**Short task**
Find the lines below that contain the string "Nord". Copy each one.

**Input records**
────────────────────────────────────────
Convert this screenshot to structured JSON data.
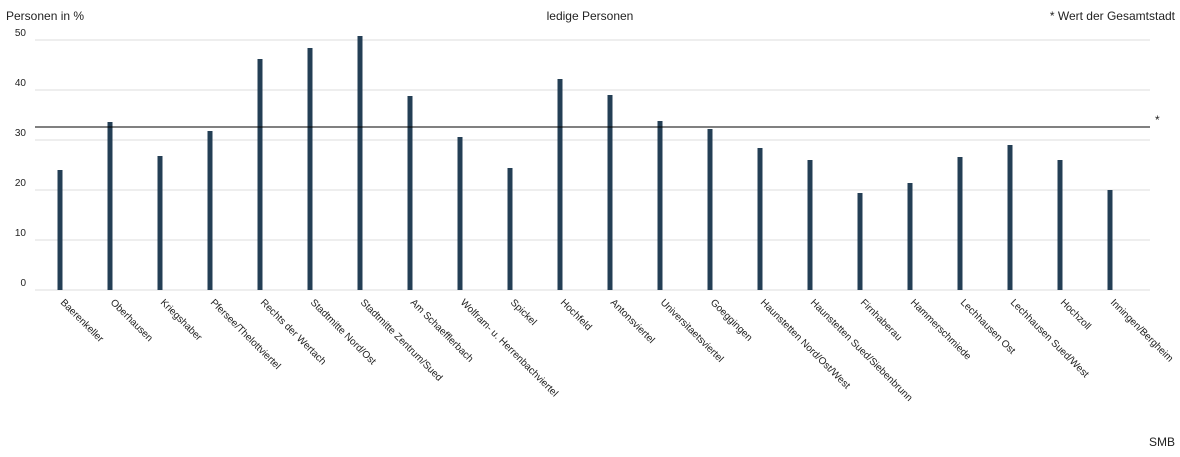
{
  "chart_data": {
    "type": "bar",
    "title": "ledige Personen",
    "y_label": "Personen in %",
    "note": "* Wert der Gesamtstadt",
    "source": "SMB",
    "categories": [
      "Baerenkeller",
      "Oberhausen",
      "Kriegshaber",
      "Pfersee/Thelottviertel",
      "Rechts der Wertach",
      "Stadtmitte Nord/Ost",
      "Stadtmitte Zentrum/Sued",
      "Am Schaefflerbach",
      "Wolfram- u. Herrenbachviertel",
      "Spickel",
      "Hochfeld",
      "Antonsviertel",
      "Universitaetsviertel",
      "Goeggingen",
      "Haunstetten Nord/Ost/West",
      "Haunstetten Sued/Siebenbrunn",
      "Firnhaberau",
      "Hammerschmiede",
      "Lechhausen Ost",
      "Lechhausen Sued/West",
      "Hochzoll",
      "Inningen/Bergheim"
    ],
    "values": [
      24,
      33.6,
      26.8,
      31.8,
      46.2,
      48.4,
      50.8,
      38.8,
      30.6,
      24.4,
      42.2,
      39,
      33.8,
      32.2,
      28.4,
      26,
      19.4,
      21.4,
      26.6,
      29,
      26,
      20
    ],
    "color": "#243f55",
    "reference_line": {
      "value": 32.6,
      "label": "*"
    },
    "ylim": [
      0,
      50
    ],
    "yticks": [
      0,
      10,
      20,
      30,
      40,
      50
    ],
    "grid": true
  }
}
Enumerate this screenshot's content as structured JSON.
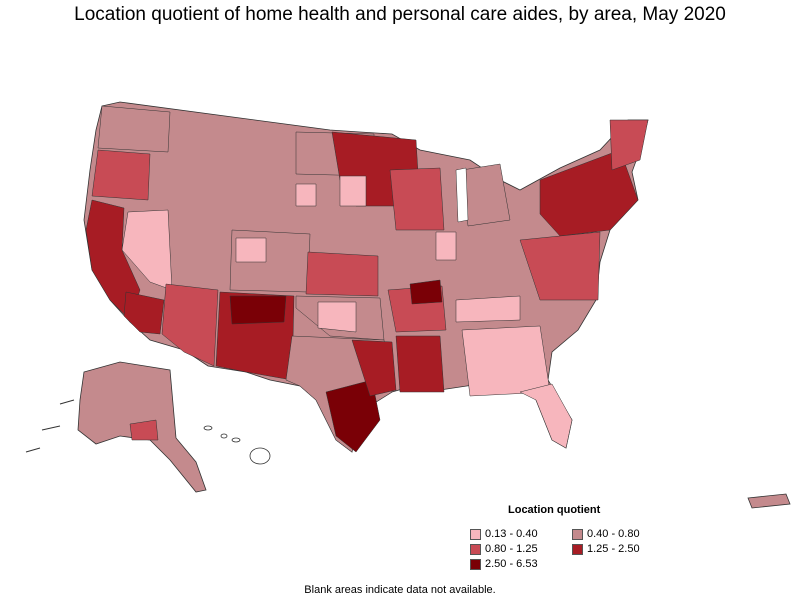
{
  "title": "Location quotient of home health and personal care aides, by area, May 2020",
  "legend": {
    "title": "Location quotient",
    "items": [
      {
        "label": "0.13 - 0.40",
        "color": "#f7b6bd"
      },
      {
        "label": "0.40 - 0.80",
        "color": "#c48a8d"
      },
      {
        "label": "0.80 - 1.25",
        "color": "#c84b55"
      },
      {
        "label": "1.25 - 2.50",
        "color": "#a71c24"
      },
      {
        "label": "2.50 - 6.53",
        "color": "#7a0006"
      }
    ]
  },
  "footnote": "Blank areas indicate data not available.",
  "colors": {
    "background": "#ffffff",
    "border": "#333333"
  }
}
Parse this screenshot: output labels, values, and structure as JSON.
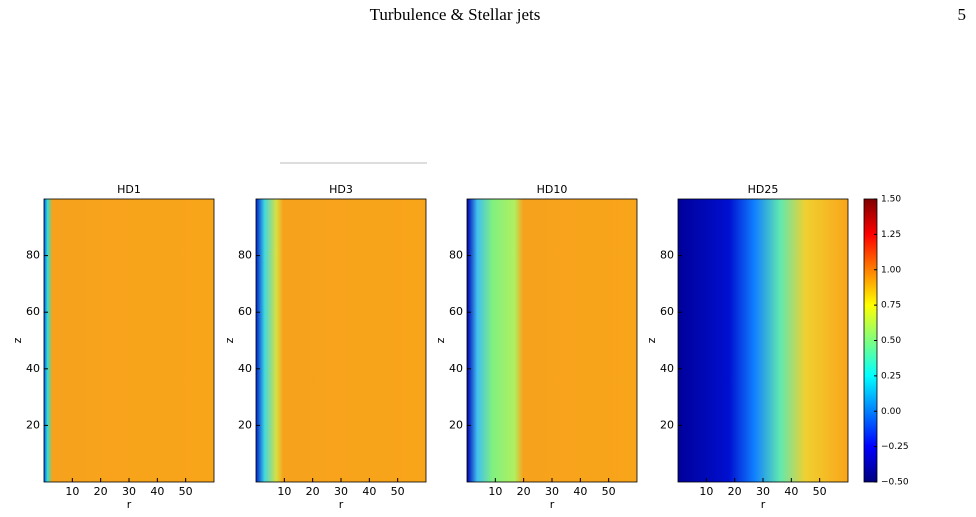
{
  "header": {
    "title": "Turbulence & Stellar jets",
    "page": "5"
  },
  "figure": {
    "panels": [
      {
        "title": "HD1"
      },
      {
        "title": "HD3"
      },
      {
        "title": "HD10"
      },
      {
        "title": "HD25"
      }
    ],
    "x_label": "r",
    "y_label": "z",
    "xlim": [
      0,
      60
    ],
    "xticks": [
      10,
      20,
      30,
      40,
      50
    ],
    "ylim": [
      0,
      100
    ],
    "yticks": [
      20,
      40,
      60,
      80
    ],
    "colorbar": {
      "lim": [
        -0.5,
        1.5
      ],
      "ticks": [
        {
          "value": 1.5,
          "label": "1.50"
        },
        {
          "value": 1.25,
          "label": "1.25"
        },
        {
          "value": 1.0,
          "label": "1.00"
        },
        {
          "value": 0.75,
          "label": "0.75"
        },
        {
          "value": 0.5,
          "label": "0.50"
        },
        {
          "value": 0.25,
          "label": "0.25"
        },
        {
          "value": 0.0,
          "label": "0.00"
        },
        {
          "value": -0.25,
          "label": "−0.25"
        },
        {
          "value": -0.5,
          "label": "−0.50"
        }
      ]
    }
  }
}
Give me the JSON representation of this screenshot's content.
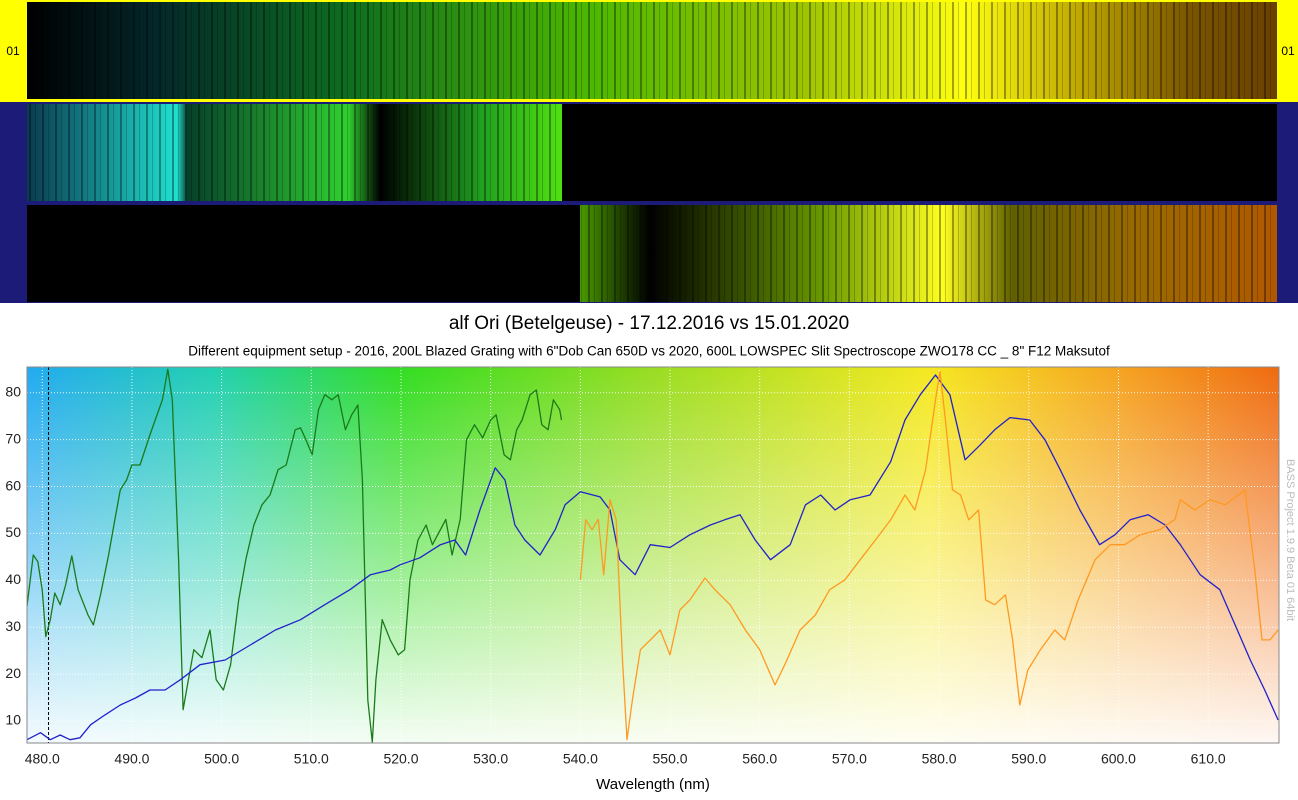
{
  "strip_label": "01",
  "watermark": "BASS Project 1.9.9 Beta 01 64bit",
  "chart_data": {
    "type": "line",
    "title": "alf Ori (Betelgeuse)  - 17.12.2016 vs 15.01.2020",
    "subtitle": "Different equipment setup - 2016, 200L Blazed Grating with 6\"Dob  Can 650D vs 2020, 600L LOWSPEC Slit Spectroscope  ZWO178 CC _ 8\" F12 Maksutof",
    "x_label": "Wavelength (nm)",
    "xlim": [
      478.3,
      617.9
    ],
    "ylim": [
      5.3,
      85.5
    ],
    "xticks": [
      {
        "value": 480,
        "label": "480.0"
      },
      {
        "value": 490,
        "label": "490.0"
      },
      {
        "value": 500,
        "label": "500.0"
      },
      {
        "value": 510,
        "label": "510.0"
      },
      {
        "value": 520,
        "label": "520.0"
      },
      {
        "value": 530,
        "label": "530.0"
      },
      {
        "value": 540,
        "label": "540.0"
      },
      {
        "value": 550,
        "label": "550.0"
      },
      {
        "value": 560,
        "label": "560.0"
      },
      {
        "value": 570,
        "label": "570.0"
      },
      {
        "value": 580,
        "label": "580.0"
      },
      {
        "value": 590,
        "label": "590.0"
      },
      {
        "value": 600,
        "label": "600.0"
      },
      {
        "value": 610,
        "label": "610.0"
      }
    ],
    "yticks": [
      10,
      20,
      30,
      40,
      50,
      60,
      70,
      80
    ],
    "grid": true,
    "vline_x": 480.7,
    "series": [
      {
        "color": "#1a7a1a",
        "x": [
          478.3,
          479,
          479.5,
          480,
          480.4,
          480.9,
          481.4,
          482,
          482.6,
          483.3,
          484,
          485.1,
          485.7,
          486.5,
          487.4,
          488.1,
          488.7,
          489.4,
          490,
          490.9,
          492,
          492.6,
          493.4,
          494,
          494.5,
          495.2,
          495.7,
          496.3,
          496.9,
          497.8,
          498.7,
          499.4,
          500.2,
          501,
          501.9,
          502.7,
          503.6,
          504.5,
          505.4,
          506.3,
          507.2,
          508.2,
          508.8,
          509.4,
          510.1,
          510.8,
          511.5,
          512.3,
          513,
          513.8,
          514.5,
          515.2,
          515.7,
          516.3,
          516.8,
          517.2,
          517.9,
          518.8,
          519.7,
          520.4,
          521,
          521.9,
          522.8,
          523.5,
          524.4,
          525,
          525.7,
          526.6,
          527.3,
          528.2,
          529.1,
          530,
          530.6,
          531.5,
          532.2,
          532.9,
          533.5,
          534.4,
          535.1,
          535.7,
          536.4,
          537,
          537.7,
          537.9
        ],
        "values": [
          34.5,
          45.4,
          44,
          38,
          28,
          31.6,
          37.3,
          34.8,
          39,
          45.2,
          38,
          32.6,
          30.5,
          36.9,
          45.4,
          53,
          59.3,
          61.4,
          64.6,
          64.6,
          71,
          74.2,
          78.5,
          85,
          78.5,
          44.4,
          12.4,
          18.8,
          25.2,
          23.5,
          29.4,
          18.8,
          16.6,
          22,
          35.8,
          44.4,
          51.8,
          56.1,
          58.2,
          63.6,
          64.6,
          72.1,
          72.5,
          70,
          66.8,
          76.4,
          79.6,
          78.5,
          79.6,
          72.1,
          75.3,
          77.4,
          61.4,
          14.5,
          5.5,
          18.8,
          31.6,
          27.3,
          24.1,
          25.2,
          40.1,
          48.6,
          51.8,
          47.6,
          50.8,
          53,
          45.4,
          53,
          70,
          73.2,
          70.4,
          74.2,
          75.3,
          66.8,
          65.7,
          72.1,
          74.2,
          79.6,
          80.6,
          73.2,
          72.1,
          78.5,
          76.4,
          74.2
        ]
      },
      {
        "color": "#2222cc",
        "x": [
          478.3,
          479.8,
          480.9,
          482,
          483.1,
          484.2,
          485.4,
          487,
          488.7,
          490.4,
          492,
          493.7,
          495.4,
          497.6,
          500.4,
          503.2,
          506,
          508.8,
          511.5,
          514.3,
          516.6,
          518.8,
          519.9,
          522.1,
          524.4,
          526,
          527.2,
          528.8,
          530.5,
          531.6,
          532.7,
          533.8,
          535.5,
          537.2,
          538.3,
          540,
          542.2,
          543.3,
          544.4,
          546.1,
          547.8,
          550,
          552.2,
          554.5,
          556.1,
          557.8,
          559.5,
          561.2,
          563.4,
          565.1,
          566.8,
          568.4,
          570.1,
          572.3,
          574.6,
          576.2,
          577.9,
          579.6,
          581.2,
          582.9,
          584.6,
          586.2,
          587.9,
          590.1,
          591.8,
          593.5,
          595.7,
          597.9,
          599.6,
          601.3,
          603.3,
          605.2,
          606.9,
          609.1,
          611.3,
          613,
          614.7,
          616.3,
          617.8
        ],
        "values": [
          6,
          7.5,
          6,
          7,
          6,
          6.4,
          9.2,
          11.3,
          13.4,
          14.9,
          16.6,
          16.6,
          18.8,
          22,
          23,
          26.2,
          29.4,
          31.6,
          34.8,
          38,
          41.2,
          42.2,
          43.3,
          44.8,
          47.6,
          48.6,
          45.4,
          55,
          64,
          61.4,
          51.8,
          48.6,
          45.4,
          50.8,
          56.1,
          58.9,
          57.8,
          55,
          44.4,
          41.2,
          47.6,
          47,
          49.7,
          51.8,
          52.9,
          54,
          48.6,
          44.4,
          47.6,
          56.1,
          58.2,
          55,
          57.2,
          58.2,
          65.3,
          74.2,
          79.6,
          83.8,
          79.6,
          65.7,
          68.9,
          72.1,
          74.7,
          74.2,
          70,
          63.6,
          55,
          47.6,
          49.7,
          52.9,
          54,
          51.8,
          47.6,
          41.2,
          38,
          30.5,
          23,
          16.6,
          10.2
        ]
      },
      {
        "color": "#ff9922",
        "x": [
          540,
          540.6,
          541.3,
          542,
          542.6,
          543.3,
          544,
          544.7,
          545.2,
          545.8,
          546.7,
          547.8,
          548.9,
          550,
          551.1,
          552.2,
          553.9,
          555,
          556.7,
          558.4,
          560,
          561.7,
          562.8,
          564.5,
          566.2,
          567.8,
          569.5,
          571.2,
          572.9,
          574.6,
          576.2,
          577.3,
          578.5,
          579.6,
          580.1,
          580.7,
          581.5,
          582.4,
          583.3,
          584.4,
          585.2,
          586.2,
          587.4,
          588.2,
          589,
          589.9,
          591.3,
          592.9,
          594,
          595.5,
          597.4,
          599.1,
          600.7,
          602.4,
          604.6,
          606.3,
          606.9,
          608.5,
          610.2,
          611.9,
          614.1,
          615.2,
          616,
          616.9,
          617.8
        ],
        "values": [
          40.1,
          52.9,
          50.8,
          53,
          41.2,
          57.2,
          52.9,
          23,
          6,
          14.5,
          25.2,
          27.3,
          29.4,
          24.1,
          33.7,
          35.8,
          40.5,
          38,
          34.8,
          29.4,
          25.2,
          17.7,
          22,
          29.4,
          32.6,
          38,
          40.1,
          44.4,
          48.6,
          52.9,
          58.2,
          55,
          63.6,
          78.5,
          84.5,
          74.2,
          59.3,
          58.2,
          52.9,
          55,
          35.8,
          34.8,
          36.9,
          27.3,
          13.4,
          20.9,
          25.2,
          29.4,
          27.3,
          35.8,
          44.4,
          47.6,
          47.6,
          49.7,
          50.8,
          53,
          57.2,
          55,
          57.2,
          56.1,
          59.3,
          42.2,
          27.3,
          27.3,
          29.4
        ]
      }
    ]
  }
}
────────────────────────────────────────
**Response below**
      "Stadtmitte Nord/Ost",
      "Haunstetten Nord/Ost/West",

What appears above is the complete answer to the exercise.